Task
Check every line of the entries for "name", and copy the lines that hold it.

Data section

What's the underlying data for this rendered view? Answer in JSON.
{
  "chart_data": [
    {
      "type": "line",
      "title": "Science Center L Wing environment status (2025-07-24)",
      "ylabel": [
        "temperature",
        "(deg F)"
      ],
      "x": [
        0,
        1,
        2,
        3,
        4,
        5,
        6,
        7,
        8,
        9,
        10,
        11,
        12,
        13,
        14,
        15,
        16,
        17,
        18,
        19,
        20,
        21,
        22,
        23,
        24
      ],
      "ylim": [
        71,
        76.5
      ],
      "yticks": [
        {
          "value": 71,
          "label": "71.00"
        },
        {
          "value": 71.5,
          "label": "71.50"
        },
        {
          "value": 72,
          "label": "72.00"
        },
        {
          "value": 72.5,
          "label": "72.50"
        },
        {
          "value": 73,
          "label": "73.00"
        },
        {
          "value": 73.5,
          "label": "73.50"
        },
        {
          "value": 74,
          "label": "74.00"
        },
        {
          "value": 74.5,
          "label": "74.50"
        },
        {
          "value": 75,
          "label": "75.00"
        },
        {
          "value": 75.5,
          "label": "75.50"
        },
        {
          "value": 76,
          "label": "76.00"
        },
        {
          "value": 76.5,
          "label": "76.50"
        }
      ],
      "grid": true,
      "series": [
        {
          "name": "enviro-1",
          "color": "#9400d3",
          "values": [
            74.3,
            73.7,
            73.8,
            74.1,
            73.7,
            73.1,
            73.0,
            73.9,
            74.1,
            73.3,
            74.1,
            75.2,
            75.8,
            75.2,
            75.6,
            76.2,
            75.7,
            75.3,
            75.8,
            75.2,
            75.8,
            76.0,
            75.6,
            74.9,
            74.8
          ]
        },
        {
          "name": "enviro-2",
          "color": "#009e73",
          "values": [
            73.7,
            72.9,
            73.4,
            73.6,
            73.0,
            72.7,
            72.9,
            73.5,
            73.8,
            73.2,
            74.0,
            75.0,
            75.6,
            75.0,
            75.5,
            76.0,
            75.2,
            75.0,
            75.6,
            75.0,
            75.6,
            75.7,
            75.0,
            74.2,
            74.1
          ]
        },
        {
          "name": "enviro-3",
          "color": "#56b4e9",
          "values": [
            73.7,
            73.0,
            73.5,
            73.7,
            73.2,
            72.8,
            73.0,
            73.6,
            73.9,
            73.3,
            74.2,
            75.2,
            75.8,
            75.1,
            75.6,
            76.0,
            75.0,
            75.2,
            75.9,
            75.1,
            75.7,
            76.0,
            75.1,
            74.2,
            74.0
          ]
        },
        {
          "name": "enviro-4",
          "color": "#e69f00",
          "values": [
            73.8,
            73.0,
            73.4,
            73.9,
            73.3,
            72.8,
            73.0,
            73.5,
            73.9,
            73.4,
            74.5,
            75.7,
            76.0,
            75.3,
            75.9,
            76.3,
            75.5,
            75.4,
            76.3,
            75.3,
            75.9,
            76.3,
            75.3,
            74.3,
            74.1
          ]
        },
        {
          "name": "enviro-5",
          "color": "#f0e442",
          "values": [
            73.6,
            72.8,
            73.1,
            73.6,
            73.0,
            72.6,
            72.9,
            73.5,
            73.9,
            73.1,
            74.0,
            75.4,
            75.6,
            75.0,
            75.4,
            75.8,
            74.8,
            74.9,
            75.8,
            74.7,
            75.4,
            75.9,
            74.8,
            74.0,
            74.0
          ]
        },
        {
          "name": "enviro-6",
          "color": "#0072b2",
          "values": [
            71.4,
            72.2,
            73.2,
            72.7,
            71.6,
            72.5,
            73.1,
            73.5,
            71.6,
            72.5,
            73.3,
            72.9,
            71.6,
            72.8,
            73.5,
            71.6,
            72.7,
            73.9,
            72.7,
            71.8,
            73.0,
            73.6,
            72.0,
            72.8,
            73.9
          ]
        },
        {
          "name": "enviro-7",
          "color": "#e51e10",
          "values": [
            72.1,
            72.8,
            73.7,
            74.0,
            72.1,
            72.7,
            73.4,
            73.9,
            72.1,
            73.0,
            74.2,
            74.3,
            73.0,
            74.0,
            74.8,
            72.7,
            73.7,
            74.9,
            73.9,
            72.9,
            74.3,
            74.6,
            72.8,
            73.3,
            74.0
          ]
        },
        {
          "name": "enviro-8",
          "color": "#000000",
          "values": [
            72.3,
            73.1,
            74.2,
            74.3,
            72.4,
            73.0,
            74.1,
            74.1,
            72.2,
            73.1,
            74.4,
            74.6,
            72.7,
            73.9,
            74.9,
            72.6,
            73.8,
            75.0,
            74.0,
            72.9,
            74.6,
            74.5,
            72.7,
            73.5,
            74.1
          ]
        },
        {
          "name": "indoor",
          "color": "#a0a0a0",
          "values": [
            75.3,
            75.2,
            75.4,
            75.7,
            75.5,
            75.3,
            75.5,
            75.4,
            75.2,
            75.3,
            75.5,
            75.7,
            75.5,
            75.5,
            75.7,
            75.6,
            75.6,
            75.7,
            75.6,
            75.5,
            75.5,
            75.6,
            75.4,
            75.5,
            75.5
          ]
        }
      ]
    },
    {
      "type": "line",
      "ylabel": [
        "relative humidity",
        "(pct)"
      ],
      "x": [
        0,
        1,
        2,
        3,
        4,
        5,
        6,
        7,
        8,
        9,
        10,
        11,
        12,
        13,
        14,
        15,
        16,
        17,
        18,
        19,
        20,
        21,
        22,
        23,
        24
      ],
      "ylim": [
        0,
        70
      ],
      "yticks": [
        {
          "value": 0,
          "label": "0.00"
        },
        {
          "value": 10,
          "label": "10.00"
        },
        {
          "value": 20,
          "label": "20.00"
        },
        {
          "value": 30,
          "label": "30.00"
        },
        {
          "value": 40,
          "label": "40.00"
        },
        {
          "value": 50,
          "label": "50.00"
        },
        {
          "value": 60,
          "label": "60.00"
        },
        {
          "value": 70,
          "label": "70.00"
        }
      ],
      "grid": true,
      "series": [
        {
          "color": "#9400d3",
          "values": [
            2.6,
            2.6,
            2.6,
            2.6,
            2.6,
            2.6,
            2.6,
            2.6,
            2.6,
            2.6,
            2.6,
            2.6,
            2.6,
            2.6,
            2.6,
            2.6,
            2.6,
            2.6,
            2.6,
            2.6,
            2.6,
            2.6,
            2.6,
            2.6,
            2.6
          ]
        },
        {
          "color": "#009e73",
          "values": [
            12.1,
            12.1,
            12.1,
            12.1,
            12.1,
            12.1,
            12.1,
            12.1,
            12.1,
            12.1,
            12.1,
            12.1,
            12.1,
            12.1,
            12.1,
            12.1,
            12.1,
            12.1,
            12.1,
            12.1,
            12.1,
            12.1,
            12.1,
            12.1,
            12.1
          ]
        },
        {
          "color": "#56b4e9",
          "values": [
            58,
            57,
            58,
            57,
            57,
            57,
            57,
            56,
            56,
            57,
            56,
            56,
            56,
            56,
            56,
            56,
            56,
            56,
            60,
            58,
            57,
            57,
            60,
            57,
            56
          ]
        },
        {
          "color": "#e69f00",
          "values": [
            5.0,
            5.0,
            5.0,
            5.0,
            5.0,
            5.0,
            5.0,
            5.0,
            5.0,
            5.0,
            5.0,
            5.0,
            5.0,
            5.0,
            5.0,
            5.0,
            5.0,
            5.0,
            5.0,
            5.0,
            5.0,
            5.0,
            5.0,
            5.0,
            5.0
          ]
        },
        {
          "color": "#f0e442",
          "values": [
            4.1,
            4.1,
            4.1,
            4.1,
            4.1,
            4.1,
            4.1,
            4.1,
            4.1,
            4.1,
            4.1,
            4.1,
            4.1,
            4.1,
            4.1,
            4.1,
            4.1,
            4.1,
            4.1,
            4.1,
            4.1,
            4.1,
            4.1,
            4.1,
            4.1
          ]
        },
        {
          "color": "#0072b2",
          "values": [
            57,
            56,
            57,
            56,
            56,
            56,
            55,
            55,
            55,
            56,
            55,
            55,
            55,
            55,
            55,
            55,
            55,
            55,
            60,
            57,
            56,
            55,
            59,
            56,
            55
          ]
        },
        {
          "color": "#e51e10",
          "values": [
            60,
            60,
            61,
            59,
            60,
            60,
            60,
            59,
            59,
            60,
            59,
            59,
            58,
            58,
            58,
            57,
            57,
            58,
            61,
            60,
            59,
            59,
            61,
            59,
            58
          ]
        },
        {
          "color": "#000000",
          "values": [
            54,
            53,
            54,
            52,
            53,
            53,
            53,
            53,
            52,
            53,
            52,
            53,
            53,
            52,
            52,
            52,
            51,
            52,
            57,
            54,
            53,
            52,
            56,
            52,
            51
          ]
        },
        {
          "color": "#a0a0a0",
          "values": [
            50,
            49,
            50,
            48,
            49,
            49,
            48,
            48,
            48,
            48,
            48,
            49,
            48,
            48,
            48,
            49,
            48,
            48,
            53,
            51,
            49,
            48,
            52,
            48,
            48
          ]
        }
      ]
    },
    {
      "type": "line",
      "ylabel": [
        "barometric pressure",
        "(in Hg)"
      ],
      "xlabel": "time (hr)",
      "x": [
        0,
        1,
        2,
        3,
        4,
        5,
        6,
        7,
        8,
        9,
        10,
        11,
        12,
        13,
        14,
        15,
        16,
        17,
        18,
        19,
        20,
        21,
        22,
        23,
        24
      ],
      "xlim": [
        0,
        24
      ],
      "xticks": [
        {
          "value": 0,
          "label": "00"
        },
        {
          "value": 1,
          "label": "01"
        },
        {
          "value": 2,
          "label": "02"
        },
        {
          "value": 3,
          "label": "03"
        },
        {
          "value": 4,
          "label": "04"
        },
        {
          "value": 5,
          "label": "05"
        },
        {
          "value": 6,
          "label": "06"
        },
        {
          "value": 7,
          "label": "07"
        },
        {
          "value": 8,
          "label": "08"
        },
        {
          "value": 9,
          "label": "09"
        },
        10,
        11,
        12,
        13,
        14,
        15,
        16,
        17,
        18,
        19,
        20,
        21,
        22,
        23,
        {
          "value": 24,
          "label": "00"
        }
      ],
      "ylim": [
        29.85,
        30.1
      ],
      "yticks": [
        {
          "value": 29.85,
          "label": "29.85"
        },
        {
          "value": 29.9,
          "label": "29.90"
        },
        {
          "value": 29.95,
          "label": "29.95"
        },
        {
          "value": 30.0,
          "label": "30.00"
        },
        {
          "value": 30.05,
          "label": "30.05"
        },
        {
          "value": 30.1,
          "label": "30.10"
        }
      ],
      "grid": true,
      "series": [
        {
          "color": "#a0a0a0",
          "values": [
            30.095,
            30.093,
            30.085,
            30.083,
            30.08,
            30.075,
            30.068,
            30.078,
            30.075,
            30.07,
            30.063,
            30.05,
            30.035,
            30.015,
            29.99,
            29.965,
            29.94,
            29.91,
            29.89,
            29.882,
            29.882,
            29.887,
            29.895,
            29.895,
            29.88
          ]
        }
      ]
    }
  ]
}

Response
          "name": "enviro-1",
          "name": "enviro-2",
          "name": "enviro-3",
          "name": "enviro-4",
          "name": "enviro-5",
          "name": "enviro-6",
          "name": "enviro-7",
          "name": "enviro-8",
          "name": "indoor",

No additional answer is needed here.